*EXTRAIT DU DOCUMENT*.
------------------------------------------------------------

On remarque que la satisfaction pour les loisirs est très proche de la satisfaction pour la vie en général, et que les hommes et les femmes reportent des niveaux similaires pour ceux qui n’ont pas d’enfants (graphique de droite sur Figure 4). En revanche, la situation est très différente pour ceux qui ont des enfants. Même si leurs satisfactions de vie en général restent assez proche (les lignes bleues sur le graphique de gauche), pour les RUC inférieurs à la médiane (21 000 euros par an), les hommes gardent une satisfaction vis-à-vis des loisirs beaucoup plus haute (ligne jaune continue), mais les femmes ont une satisfaction vis-à-vis des loisirs nettement plus basse (ligne jaune discontinue).  À partir du RUC médian, cette différence devient moins nette, car la satisfaction des hommes vis-à-vis des loisirs commence à diminuer (relativement à la satisfaction pour la vie en général).

------------------------------------------------------------

*CONSIGNE*. Recopiez intégralement l'extrait sur la satisfaction vis-à-vis des loisirs, sans y changer un seul mot. Le listing qui suit est un matériau à part, indépendant de l'extrait.

*DONNÉES SOURCES*.
------------------------------------------------------------

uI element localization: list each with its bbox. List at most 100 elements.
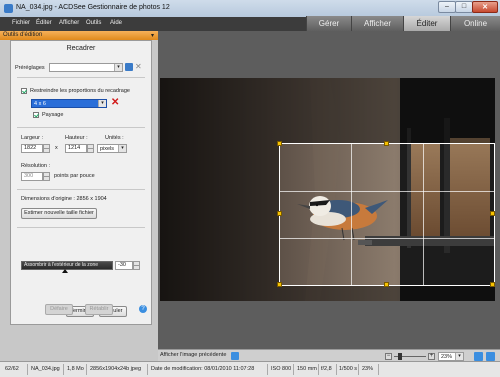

------------------------------------------------------------

*RÉPONSE*.
On remarque que la satisfaction pour les loisirs est très proche de la satisfaction pour la vie en général, et que les hommes et les femmes reportent des niveaux similaires pour ceux qui n’ont pas d’enfants (graphique de droite sur Figure 4). En revanche, la situation est très différente pour ceux qui ont des enfants. Même si leurs satisfactions de vie en général restent assez proche (les lignes bleues sur le graphique de gauche), pour les RUC inférieurs à la médiane (21 000 euros par an), les hommes gardent une satisfaction vis-à-vis des loisirs beaucoup plus haute (ligne jaune continue), mais les femmes ont une satisfaction vis-à-vis des loisirs nettement plus basse (ligne jaune discontinue).  À partir du RUC médian, cette différence devient moins nette, car la satisfaction des hommes vis-à-vis des loisirs commence à diminuer (relativement à la satisfaction pour la vie en général).